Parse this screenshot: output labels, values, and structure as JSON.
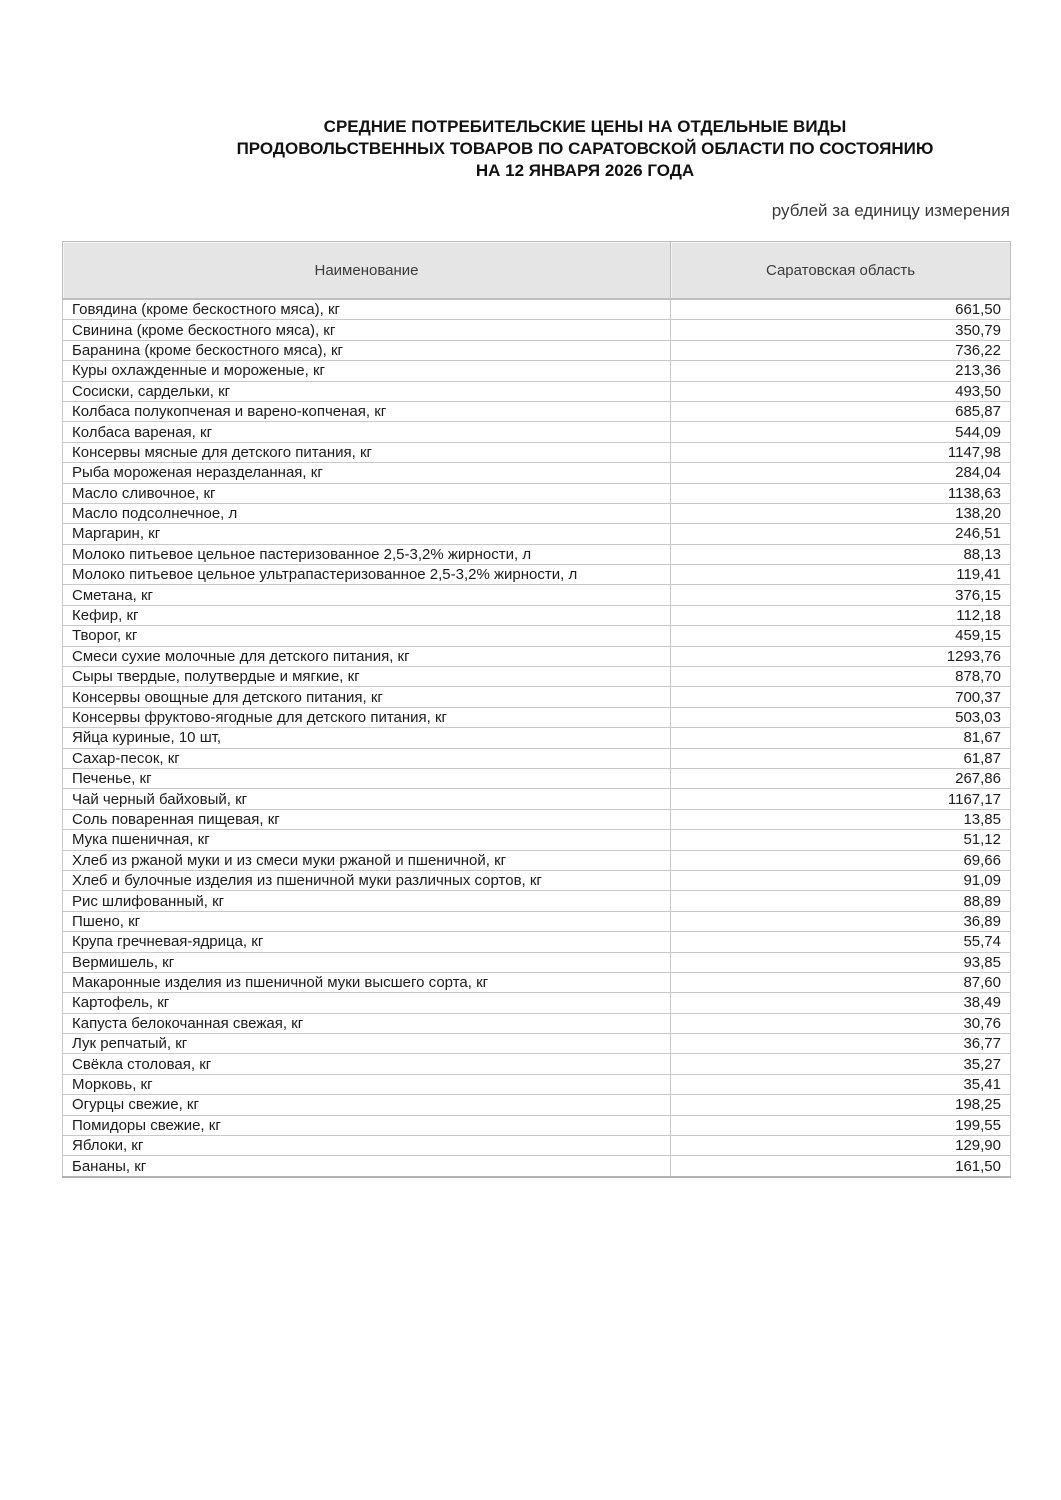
{
  "page": {
    "title": "СРЕДНИЕ ПОТРЕБИТЕЛЬСКИЕ ЦЕНЫ НА ОТДЕЛЬНЫЕ ВИДЫ\nПРОДОВОЛЬСТВЕННЫХ ТОВАРОВ ПО САРАТОВСКОЙ ОБЛАСТИ ПО СОСТОЯНИЮ\nНА 12 ЯНВАРЯ 2026 ГОДА",
    "units_note": "рублей за единицу измерения"
  },
  "colors": {
    "header_bg": "#e5e5e5",
    "border": "#c9c9c9",
    "text": "#1c1c1c"
  },
  "table": {
    "columns": [
      "Наименование",
      "Саратовская область"
    ],
    "rows": [
      {
        "name": "Говядина (кроме бескостного мяса), кг",
        "value": "661,50"
      },
      {
        "name": "Свинина (кроме бескостного мяса), кг",
        "value": "350,79"
      },
      {
        "name": "Баранина (кроме бескостного мяса), кг",
        "value": "736,22"
      },
      {
        "name": "Куры охлажденные и мороженые, кг",
        "value": "213,36"
      },
      {
        "name": "Сосиски, сардельки, кг",
        "value": "493,50"
      },
      {
        "name": "Колбаса полукопченая и варено-копченая, кг",
        "value": "685,87"
      },
      {
        "name": "Колбаса вареная, кг",
        "value": "544,09"
      },
      {
        "name": "Консервы мясные для детского питания, кг",
        "value": "1147,98"
      },
      {
        "name": "Рыба мороженая неразделанная, кг",
        "value": "284,04"
      },
      {
        "name": "Масло сливочное, кг",
        "value": "1138,63"
      },
      {
        "name": "Масло подсолнечное, л",
        "value": "138,20"
      },
      {
        "name": "Маргарин, кг",
        "value": "246,51"
      },
      {
        "name": "Молоко питьевое цельное пастеризованное 2,5-3,2% жирности, л",
        "value": "88,13"
      },
      {
        "name": "Молоко питьевое цельное ультрапастеризованное 2,5-3,2% жирности, л",
        "value": "119,41"
      },
      {
        "name": "Сметана, кг",
        "value": "376,15"
      },
      {
        "name": "Кефир, кг",
        "value": "112,18"
      },
      {
        "name": "Творог, кг",
        "value": "459,15"
      },
      {
        "name": "Смеси сухие молочные для детского питания, кг",
        "value": "1293,76"
      },
      {
        "name": "Сыры твердые, полутвердые и мягкие, кг",
        "value": "878,70"
      },
      {
        "name": "Консервы овощные для детского питания, кг",
        "value": "700,37"
      },
      {
        "name": "Консервы фруктово-ягодные для детского питания, кг",
        "value": "503,03"
      },
      {
        "name": "Яйца куриные, 10 шт,",
        "value": "81,67"
      },
      {
        "name": "Сахар-песок, кг",
        "value": "61,87"
      },
      {
        "name": "Печенье, кг",
        "value": "267,86"
      },
      {
        "name": "Чай черный байховый, кг",
        "value": "1167,17"
      },
      {
        "name": "Соль поваренная пищевая, кг",
        "value": "13,85"
      },
      {
        "name": "Мука пшеничная, кг",
        "value": "51,12"
      },
      {
        "name": "Хлеб из ржаной муки и из смеси муки ржаной и пшеничной, кг",
        "value": "69,66"
      },
      {
        "name": "Хлеб и булочные изделия из пшеничной муки различных сортов, кг",
        "value": "91,09"
      },
      {
        "name": "Рис шлифованный, кг",
        "value": "88,89"
      },
      {
        "name": "Пшено, кг",
        "value": "36,89"
      },
      {
        "name": "Крупа гречневая-ядрица, кг",
        "value": "55,74"
      },
      {
        "name": "Вермишель, кг",
        "value": "93,85"
      },
      {
        "name": "Макаронные изделия из пшеничной муки высшего сорта, кг",
        "value": "87,60"
      },
      {
        "name": "Картофель, кг",
        "value": "38,49"
      },
      {
        "name": "Капуста белокочанная свежая, кг",
        "value": "30,76"
      },
      {
        "name": "Лук репчатый, кг",
        "value": "36,77"
      },
      {
        "name": "Свёкла столовая, кг",
        "value": "35,27"
      },
      {
        "name": "Морковь, кг",
        "value": "35,41"
      },
      {
        "name": "Огурцы свежие, кг",
        "value": "198,25"
      },
      {
        "name": "Помидоры свежие, кг",
        "value": "199,55"
      },
      {
        "name": "Яблоки, кг",
        "value": "129,90"
      },
      {
        "name": "Бананы, кг",
        "value": "161,50"
      }
    ]
  }
}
- - - -
Reproduce the material above verbatim; omit every picture.

**Exercise solution:**
Parse this screenshot: output labels, values, and structure as JSON.
{
  "page": {
    "title": "СРЕДНИЕ ПОТРЕБИТЕЛЬСКИЕ ЦЕНЫ НА ОТДЕЛЬНЫЕ ВИДЫ\nПРОДОВОЛЬСТВЕННЫХ ТОВАРОВ ПО САРАТОВСКОЙ ОБЛАСТИ ПО СОСТОЯНИЮ\nНА 12 ЯНВАРЯ 2026 ГОДА",
    "units_note": "рублей за единицу измерения"
  },
  "colors": {
    "header_bg": "#e5e5e5",
    "border": "#c9c9c9",
    "text": "#1c1c1c"
  },
  "table": {
    "columns": [
      "Наименование",
      "Саратовская область"
    ],
    "rows": [
      {
        "name": "Говядина (кроме бескостного мяса), кг",
        "value": "661,50"
      },
      {
        "name": "Свинина (кроме бескостного мяса), кг",
        "value": "350,79"
      },
      {
        "name": "Баранина (кроме бескостного мяса), кг",
        "value": "736,22"
      },
      {
        "name": "Куры охлажденные и мороженые, кг",
        "value": "213,36"
      },
      {
        "name": "Сосиски, сардельки, кг",
        "value": "493,50"
      },
      {
        "name": "Колбаса полукопченая и варено-копченая, кг",
        "value": "685,87"
      },
      {
        "name": "Колбаса вареная, кг",
        "value": "544,09"
      },
      {
        "name": "Консервы мясные для детского питания, кг",
        "value": "1147,98"
      },
      {
        "name": "Рыба мороженая неразделанная, кг",
        "value": "284,04"
      },
      {
        "name": "Масло сливочное, кг",
        "value": "1138,63"
      },
      {
        "name": "Масло подсолнечное, л",
        "value": "138,20"
      },
      {
        "name": "Маргарин, кг",
        "value": "246,51"
      },
      {
        "name": "Молоко питьевое цельное пастеризованное 2,5-3,2% жирности, л",
        "value": "88,13"
      },
      {
        "name": "Молоко питьевое цельное ультрапастеризованное 2,5-3,2% жирности, л",
        "value": "119,41"
      },
      {
        "name": "Сметана, кг",
        "value": "376,15"
      },
      {
        "name": "Кефир, кг",
        "value": "112,18"
      },
      {
        "name": "Творог, кг",
        "value": "459,15"
      },
      {
        "name": "Смеси сухие молочные для детского питания, кг",
        "value": "1293,76"
      },
      {
        "name": "Сыры твердые, полутвердые и мягкие, кг",
        "value": "878,70"
      },
      {
        "name": "Консервы овощные для детского питания, кг",
        "value": "700,37"
      },
      {
        "name": "Консервы фруктово-ягодные для детского питания, кг",
        "value": "503,03"
      },
      {
        "name": "Яйца куриные, 10 шт,",
        "value": "81,67"
      },
      {
        "name": "Сахар-песок, кг",
        "value": "61,87"
      },
      {
        "name": "Печенье, кг",
        "value": "267,86"
      },
      {
        "name": "Чай черный байховый, кг",
        "value": "1167,17"
      },
      {
        "name": "Соль поваренная пищевая, кг",
        "value": "13,85"
      },
      {
        "name": "Мука пшеничная, кг",
        "value": "51,12"
      },
      {
        "name": "Хлеб из ржаной муки и из смеси муки ржаной и пшеничной, кг",
        "value": "69,66"
      },
      {
        "name": "Хлеб и булочные изделия из пшеничной муки различных сортов, кг",
        "value": "91,09"
      },
      {
        "name": "Рис шлифованный, кг",
        "value": "88,89"
      },
      {
        "name": "Пшено, кг",
        "value": "36,89"
      },
      {
        "name": "Крупа гречневая-ядрица, кг",
        "value": "55,74"
      },
      {
        "name": "Вермишель, кг",
        "value": "93,85"
      },
      {
        "name": "Макаронные изделия из пшеничной муки высшего сорта, кг",
        "value": "87,60"
      },
      {
        "name": "Картофель, кг",
        "value": "38,49"
      },
      {
        "name": "Капуста белокочанная свежая, кг",
        "value": "30,76"
      },
      {
        "name": "Лук репчатый, кг",
        "value": "36,77"
      },
      {
        "name": "Свёкла столовая, кг",
        "value": "35,27"
      },
      {
        "name": "Морковь, кг",
        "value": "35,41"
      },
      {
        "name": "Огурцы свежие, кг",
        "value": "198,25"
      },
      {
        "name": "Помидоры свежие, кг",
        "value": "199,55"
      },
      {
        "name": "Яблоки, кг",
        "value": "129,90"
      },
      {
        "name": "Бананы, кг",
        "value": "161,50"
      }
    ]
  }
}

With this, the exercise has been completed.